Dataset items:
** BEGIN **

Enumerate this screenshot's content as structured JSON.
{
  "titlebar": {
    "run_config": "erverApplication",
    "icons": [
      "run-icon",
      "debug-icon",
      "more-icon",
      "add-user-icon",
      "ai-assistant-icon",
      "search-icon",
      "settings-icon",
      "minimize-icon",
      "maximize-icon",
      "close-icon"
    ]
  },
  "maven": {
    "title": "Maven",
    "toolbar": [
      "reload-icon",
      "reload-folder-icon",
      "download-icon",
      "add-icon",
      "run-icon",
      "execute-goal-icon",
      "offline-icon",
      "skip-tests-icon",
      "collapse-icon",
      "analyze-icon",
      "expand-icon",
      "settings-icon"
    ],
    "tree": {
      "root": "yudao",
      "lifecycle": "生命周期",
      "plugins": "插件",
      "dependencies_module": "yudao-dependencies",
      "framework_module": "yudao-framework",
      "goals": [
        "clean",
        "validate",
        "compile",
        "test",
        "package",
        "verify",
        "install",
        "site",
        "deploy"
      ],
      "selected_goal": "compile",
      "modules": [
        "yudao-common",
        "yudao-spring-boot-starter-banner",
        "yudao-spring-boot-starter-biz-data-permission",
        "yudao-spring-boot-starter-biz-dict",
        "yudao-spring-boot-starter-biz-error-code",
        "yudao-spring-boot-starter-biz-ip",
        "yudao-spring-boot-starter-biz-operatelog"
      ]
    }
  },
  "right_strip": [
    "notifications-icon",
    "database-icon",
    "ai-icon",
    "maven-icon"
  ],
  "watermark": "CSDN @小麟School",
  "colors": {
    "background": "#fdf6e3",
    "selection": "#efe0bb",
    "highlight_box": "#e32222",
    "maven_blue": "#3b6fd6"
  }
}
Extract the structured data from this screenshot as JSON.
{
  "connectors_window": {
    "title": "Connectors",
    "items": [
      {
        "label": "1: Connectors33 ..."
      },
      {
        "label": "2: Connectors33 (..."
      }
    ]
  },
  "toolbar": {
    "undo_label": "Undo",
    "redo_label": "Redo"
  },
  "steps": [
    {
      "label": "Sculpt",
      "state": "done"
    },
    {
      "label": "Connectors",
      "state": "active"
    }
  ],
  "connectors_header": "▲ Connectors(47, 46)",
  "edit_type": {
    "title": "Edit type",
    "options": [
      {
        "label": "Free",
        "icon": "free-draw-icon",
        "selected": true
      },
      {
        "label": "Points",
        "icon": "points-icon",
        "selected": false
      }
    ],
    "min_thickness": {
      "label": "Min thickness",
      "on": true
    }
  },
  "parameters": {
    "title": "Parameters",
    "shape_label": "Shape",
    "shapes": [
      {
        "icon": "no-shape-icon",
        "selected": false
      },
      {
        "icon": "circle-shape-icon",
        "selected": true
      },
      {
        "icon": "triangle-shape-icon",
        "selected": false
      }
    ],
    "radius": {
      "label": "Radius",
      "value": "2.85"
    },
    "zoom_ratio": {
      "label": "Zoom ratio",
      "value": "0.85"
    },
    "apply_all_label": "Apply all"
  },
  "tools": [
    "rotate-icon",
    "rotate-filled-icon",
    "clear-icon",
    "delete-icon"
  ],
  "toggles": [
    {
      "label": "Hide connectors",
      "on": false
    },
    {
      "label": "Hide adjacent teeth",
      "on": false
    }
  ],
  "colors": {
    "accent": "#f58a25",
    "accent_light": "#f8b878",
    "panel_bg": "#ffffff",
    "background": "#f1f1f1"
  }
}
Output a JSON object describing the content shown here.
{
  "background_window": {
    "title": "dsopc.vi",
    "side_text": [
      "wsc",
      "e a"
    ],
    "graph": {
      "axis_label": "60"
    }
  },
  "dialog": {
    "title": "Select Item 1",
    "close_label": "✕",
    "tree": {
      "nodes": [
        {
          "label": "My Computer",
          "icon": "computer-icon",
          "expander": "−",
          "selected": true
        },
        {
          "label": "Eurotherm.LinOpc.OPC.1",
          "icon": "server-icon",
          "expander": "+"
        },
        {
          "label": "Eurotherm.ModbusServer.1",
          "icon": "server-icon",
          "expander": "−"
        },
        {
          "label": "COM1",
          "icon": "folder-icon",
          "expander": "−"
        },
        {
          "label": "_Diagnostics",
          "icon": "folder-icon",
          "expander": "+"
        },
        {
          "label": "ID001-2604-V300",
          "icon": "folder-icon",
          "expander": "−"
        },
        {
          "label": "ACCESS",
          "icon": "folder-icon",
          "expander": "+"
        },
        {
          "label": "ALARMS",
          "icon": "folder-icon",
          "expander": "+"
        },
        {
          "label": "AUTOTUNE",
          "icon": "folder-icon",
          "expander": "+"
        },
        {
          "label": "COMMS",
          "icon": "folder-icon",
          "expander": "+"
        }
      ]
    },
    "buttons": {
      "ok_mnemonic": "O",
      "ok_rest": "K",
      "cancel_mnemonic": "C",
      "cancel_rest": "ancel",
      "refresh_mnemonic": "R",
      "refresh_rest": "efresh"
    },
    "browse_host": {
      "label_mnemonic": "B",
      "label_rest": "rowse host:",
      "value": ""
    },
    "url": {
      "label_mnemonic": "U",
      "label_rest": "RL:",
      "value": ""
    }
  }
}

** END **

* Objective *
From the listing above, copy all lines holding the word "structured".

* Reply to the exercise *
Enumerate this screenshot's content as structured JSON.
Extract the structured data from this screenshot as JSON.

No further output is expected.